Go through the material and pull out every line with the string "content" in it.

:: Data for processing

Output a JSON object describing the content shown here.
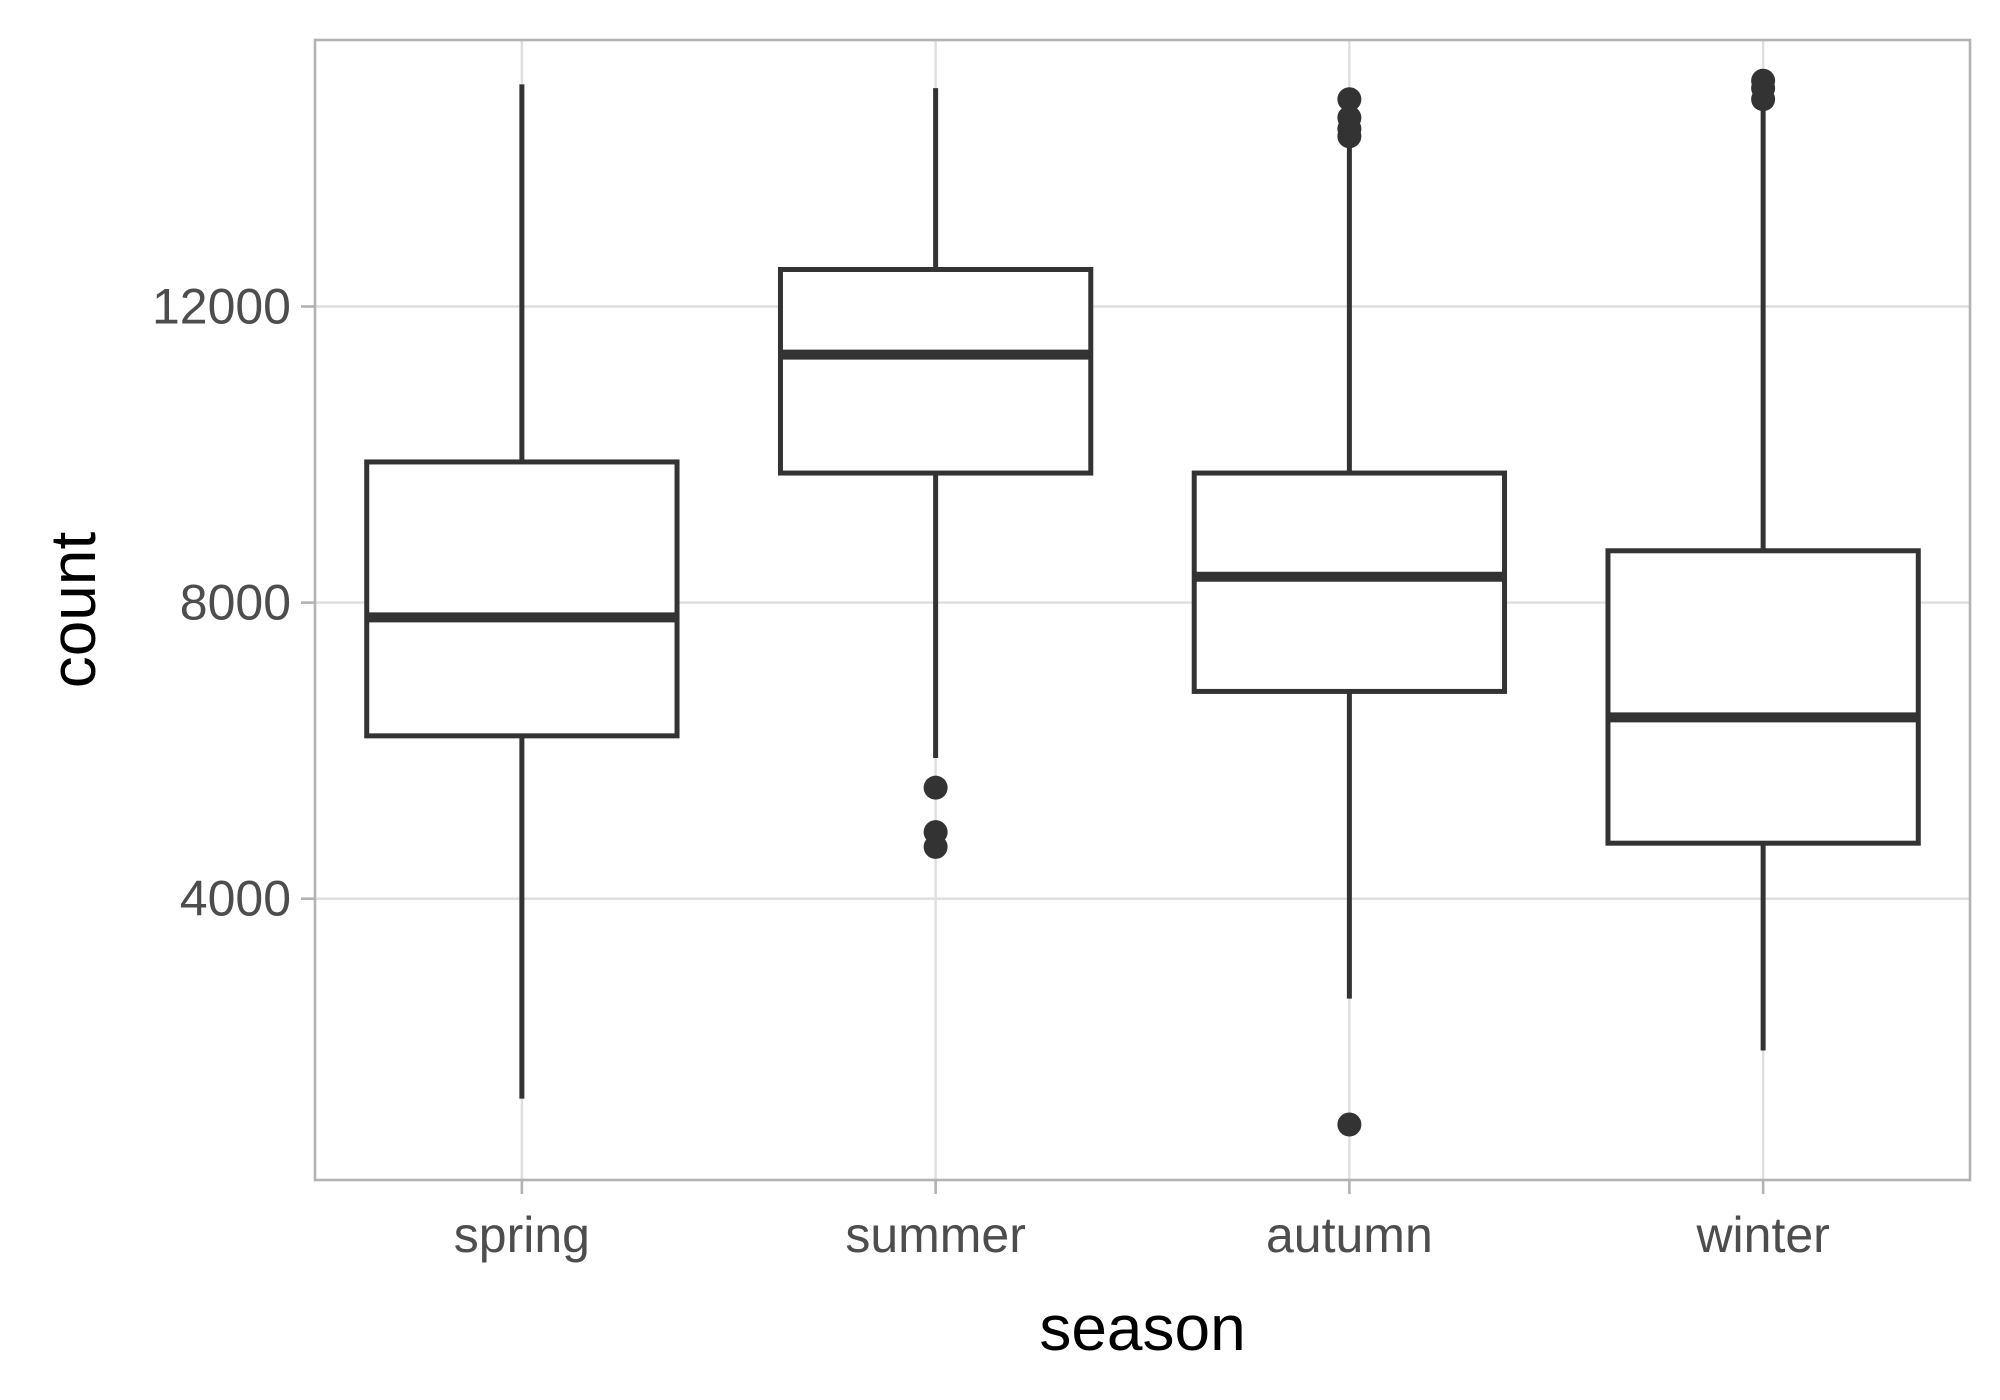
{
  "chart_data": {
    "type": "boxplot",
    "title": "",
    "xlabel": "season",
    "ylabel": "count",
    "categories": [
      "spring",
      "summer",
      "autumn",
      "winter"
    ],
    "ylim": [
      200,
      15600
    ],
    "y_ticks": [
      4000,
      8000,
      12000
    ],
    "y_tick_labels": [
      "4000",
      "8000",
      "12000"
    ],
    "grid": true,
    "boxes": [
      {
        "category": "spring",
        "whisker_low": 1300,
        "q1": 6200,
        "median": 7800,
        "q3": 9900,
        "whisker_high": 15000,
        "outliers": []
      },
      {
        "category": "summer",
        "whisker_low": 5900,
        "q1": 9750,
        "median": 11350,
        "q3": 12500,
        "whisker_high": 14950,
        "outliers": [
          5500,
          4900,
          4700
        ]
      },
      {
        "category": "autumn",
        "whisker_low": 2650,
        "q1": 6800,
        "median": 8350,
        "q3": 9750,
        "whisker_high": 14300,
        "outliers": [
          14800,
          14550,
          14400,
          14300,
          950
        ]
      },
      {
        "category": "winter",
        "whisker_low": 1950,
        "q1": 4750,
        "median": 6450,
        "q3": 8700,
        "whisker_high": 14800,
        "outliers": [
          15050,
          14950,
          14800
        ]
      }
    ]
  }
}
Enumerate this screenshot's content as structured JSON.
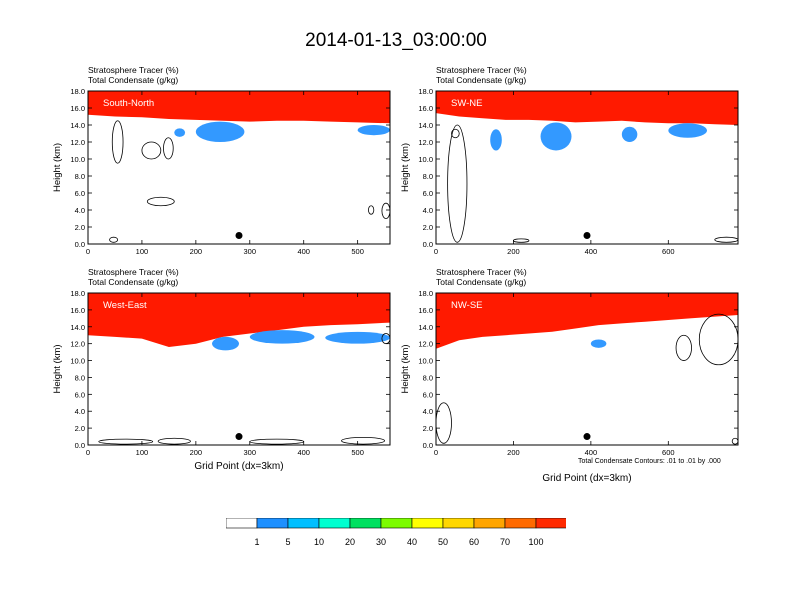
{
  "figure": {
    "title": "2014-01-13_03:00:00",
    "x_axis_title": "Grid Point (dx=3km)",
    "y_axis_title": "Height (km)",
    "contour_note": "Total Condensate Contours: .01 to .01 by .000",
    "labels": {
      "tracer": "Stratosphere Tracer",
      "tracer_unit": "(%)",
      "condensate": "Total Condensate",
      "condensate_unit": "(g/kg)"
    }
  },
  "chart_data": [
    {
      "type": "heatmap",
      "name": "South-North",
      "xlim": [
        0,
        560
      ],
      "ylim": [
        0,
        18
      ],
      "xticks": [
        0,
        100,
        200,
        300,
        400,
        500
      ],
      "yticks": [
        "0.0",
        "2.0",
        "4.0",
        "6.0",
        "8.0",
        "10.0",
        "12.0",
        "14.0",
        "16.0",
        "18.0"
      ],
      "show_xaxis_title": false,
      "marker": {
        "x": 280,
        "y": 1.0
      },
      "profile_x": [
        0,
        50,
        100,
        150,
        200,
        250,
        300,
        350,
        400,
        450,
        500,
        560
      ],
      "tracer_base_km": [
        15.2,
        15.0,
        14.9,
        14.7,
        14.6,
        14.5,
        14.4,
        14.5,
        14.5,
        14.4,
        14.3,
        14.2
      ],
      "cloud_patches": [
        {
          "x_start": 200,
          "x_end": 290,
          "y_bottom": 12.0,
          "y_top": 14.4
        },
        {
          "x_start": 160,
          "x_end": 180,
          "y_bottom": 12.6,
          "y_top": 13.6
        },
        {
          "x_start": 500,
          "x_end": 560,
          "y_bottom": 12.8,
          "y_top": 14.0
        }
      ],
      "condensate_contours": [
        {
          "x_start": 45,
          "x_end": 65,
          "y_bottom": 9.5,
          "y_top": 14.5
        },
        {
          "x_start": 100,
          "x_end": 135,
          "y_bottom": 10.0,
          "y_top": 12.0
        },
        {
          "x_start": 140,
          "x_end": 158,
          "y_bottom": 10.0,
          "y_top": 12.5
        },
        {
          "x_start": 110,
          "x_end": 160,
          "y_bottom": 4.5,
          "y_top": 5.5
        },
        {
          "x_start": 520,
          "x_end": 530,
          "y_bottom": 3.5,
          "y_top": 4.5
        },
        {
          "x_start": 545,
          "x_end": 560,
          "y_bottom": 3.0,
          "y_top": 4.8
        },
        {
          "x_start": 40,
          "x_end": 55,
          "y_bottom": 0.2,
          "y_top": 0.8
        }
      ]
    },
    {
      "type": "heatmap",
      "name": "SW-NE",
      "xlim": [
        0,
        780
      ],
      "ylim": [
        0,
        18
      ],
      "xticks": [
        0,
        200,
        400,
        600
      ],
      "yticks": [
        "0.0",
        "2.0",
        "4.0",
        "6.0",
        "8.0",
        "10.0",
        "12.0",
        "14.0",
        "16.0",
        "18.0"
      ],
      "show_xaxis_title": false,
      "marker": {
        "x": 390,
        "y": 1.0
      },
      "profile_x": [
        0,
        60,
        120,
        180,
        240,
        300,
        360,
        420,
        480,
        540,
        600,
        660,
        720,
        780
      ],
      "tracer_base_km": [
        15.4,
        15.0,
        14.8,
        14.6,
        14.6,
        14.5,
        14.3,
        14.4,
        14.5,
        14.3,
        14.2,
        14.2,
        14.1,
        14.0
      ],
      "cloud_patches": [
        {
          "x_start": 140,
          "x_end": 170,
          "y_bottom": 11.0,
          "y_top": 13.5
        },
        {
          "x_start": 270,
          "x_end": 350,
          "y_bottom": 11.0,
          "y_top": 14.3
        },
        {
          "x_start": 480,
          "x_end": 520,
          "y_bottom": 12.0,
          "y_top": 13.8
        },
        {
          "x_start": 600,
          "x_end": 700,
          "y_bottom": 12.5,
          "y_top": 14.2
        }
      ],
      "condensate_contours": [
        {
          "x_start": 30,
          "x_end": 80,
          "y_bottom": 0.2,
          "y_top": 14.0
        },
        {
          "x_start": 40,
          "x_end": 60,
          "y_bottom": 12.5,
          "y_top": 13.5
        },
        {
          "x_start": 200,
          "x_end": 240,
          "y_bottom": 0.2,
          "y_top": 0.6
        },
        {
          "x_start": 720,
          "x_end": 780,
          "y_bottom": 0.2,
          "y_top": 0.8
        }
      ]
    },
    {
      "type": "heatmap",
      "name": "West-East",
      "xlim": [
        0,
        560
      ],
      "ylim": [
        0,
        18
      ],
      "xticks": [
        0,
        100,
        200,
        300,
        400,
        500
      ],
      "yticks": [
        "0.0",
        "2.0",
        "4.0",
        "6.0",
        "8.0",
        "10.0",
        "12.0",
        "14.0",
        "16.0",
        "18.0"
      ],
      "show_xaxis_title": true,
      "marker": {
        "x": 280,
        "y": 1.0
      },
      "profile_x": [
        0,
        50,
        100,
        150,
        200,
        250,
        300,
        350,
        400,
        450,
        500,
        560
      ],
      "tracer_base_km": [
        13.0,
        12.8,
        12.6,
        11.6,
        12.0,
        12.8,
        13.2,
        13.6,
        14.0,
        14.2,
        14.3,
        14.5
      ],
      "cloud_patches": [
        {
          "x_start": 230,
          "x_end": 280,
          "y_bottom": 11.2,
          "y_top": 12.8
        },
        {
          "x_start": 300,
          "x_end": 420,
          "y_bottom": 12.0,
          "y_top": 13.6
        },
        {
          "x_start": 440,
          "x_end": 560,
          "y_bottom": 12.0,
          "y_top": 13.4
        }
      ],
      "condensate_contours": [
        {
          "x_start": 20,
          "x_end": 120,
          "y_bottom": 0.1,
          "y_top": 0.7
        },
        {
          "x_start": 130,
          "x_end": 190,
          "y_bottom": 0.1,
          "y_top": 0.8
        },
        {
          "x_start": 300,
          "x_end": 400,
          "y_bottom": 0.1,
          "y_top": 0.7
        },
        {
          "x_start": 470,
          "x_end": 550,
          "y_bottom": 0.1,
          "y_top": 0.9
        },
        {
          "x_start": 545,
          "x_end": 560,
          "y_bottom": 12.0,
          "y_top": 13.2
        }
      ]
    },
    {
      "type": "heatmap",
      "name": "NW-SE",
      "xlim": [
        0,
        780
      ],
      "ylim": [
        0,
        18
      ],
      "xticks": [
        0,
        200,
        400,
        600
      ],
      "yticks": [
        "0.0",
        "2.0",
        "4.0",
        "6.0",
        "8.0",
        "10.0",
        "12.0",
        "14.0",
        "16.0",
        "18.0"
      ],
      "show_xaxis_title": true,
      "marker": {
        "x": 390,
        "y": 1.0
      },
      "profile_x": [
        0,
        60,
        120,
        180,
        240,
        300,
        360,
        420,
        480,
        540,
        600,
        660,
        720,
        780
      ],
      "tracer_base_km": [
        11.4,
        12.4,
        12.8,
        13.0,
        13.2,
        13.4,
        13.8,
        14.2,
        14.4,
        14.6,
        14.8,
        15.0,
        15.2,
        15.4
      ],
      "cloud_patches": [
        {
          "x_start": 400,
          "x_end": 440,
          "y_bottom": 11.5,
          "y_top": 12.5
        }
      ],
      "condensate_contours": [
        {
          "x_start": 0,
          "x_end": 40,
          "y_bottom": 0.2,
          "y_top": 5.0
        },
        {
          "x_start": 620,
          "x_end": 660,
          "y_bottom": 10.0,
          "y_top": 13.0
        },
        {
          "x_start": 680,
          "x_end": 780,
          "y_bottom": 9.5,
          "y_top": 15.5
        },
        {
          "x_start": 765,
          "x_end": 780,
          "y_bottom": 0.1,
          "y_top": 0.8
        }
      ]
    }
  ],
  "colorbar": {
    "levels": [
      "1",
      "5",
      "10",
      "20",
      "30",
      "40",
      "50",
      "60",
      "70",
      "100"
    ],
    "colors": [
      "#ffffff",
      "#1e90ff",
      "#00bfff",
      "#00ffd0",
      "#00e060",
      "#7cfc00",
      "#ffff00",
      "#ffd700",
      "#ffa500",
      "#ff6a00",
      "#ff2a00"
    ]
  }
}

::::

* Right answer *
Output a JSON object describing the content shown here.
Enumerate this screenshot's content as structured JSON.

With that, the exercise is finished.